[START]
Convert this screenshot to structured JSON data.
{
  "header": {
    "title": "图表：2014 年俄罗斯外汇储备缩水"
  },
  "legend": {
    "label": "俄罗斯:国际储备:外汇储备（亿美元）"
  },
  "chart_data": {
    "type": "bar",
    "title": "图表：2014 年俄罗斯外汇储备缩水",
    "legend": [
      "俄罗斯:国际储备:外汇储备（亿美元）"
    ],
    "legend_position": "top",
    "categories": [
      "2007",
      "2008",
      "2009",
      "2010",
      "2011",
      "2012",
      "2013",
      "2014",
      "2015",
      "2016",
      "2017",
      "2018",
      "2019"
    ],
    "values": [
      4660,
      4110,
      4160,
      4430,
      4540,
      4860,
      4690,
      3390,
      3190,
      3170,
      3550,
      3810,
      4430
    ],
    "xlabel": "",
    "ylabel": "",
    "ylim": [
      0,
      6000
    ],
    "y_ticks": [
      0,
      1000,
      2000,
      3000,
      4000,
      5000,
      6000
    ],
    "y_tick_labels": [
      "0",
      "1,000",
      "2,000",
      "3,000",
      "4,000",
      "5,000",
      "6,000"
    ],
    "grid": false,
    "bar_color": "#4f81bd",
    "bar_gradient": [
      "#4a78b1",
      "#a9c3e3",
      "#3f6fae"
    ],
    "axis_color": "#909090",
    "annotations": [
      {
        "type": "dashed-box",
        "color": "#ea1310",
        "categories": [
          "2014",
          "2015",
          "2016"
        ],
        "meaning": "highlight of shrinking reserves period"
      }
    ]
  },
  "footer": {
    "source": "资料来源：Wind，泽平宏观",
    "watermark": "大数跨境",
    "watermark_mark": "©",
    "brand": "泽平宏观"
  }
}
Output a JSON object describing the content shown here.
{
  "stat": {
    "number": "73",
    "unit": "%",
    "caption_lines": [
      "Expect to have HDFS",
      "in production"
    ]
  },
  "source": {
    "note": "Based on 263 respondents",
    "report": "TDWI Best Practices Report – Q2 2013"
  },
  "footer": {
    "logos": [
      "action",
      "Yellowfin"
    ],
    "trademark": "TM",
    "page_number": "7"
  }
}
[END]
▶ OBJECTIVE
All entries shown above should be printed again exactly.

▶ RESULT OF THE TASK
Convert this screenshot to structured JSON data.
{
  "header": {
    "title": "图表：2014 年俄罗斯外汇储备缩水"
  },
  "legend": {
    "label": "俄罗斯:国际储备:外汇储备（亿美元）"
  },
  "chart_data": {
    "type": "bar",
    "title": "图表：2014 年俄罗斯外汇储备缩水",
    "legend": [
      "俄罗斯:国际储备:外汇储备（亿美元）"
    ],
    "legend_position": "top",
    "categories": [
      "2007",
      "2008",
      "2009",
      "2010",
      "2011",
      "2012",
      "2013",
      "2014",
      "2015",
      "2016",
      "2017",
      "2018",
      "2019"
    ],
    "values": [
      4660,
      4110,
      4160,
      4430,
      4540,
      4860,
      4690,
      3390,
      3190,
      3170,
      3550,
      3810,
      4430
    ],
    "xlabel": "",
    "ylabel": "",
    "ylim": [
      0,
      6000
    ],
    "y_ticks": [
      0,
      1000,
      2000,
      3000,
      4000,
      5000,
      6000
    ],
    "y_tick_labels": [
      "0",
      "1,000",
      "2,000",
      "3,000",
      "4,000",
      "5,000",
      "6,000"
    ],
    "grid": false,
    "bar_color": "#4f81bd",
    "bar_gradient": [
      "#4a78b1",
      "#a9c3e3",
      "#3f6fae"
    ],
    "axis_color": "#909090",
    "annotations": [
      {
        "type": "dashed-box",
        "color": "#ea1310",
        "categories": [
          "2014",
          "2015",
          "2016"
        ],
        "meaning": "highlight of shrinking reserves period"
      }
    ]
  },
  "footer": {
    "source": "资料来源：Wind，泽平宏观",
    "watermark": "大数跨境",
    "watermark_mark": "©",
    "brand": "泽平宏观"
  }
}
Output a JSON object describing the content shown here.
{
  "stat": {
    "number": "73",
    "unit": "%",
    "caption_lines": [
      "Expect to have HDFS",
      "in production"
    ]
  },
  "source": {
    "note": "Based on 263 respondents",
    "report": "TDWI Best Practices Report – Q2 2013"
  },
  "footer": {
    "logos": [
      "action",
      "Yellowfin"
    ],
    "trademark": "TM",
    "page_number": "7"
  }
}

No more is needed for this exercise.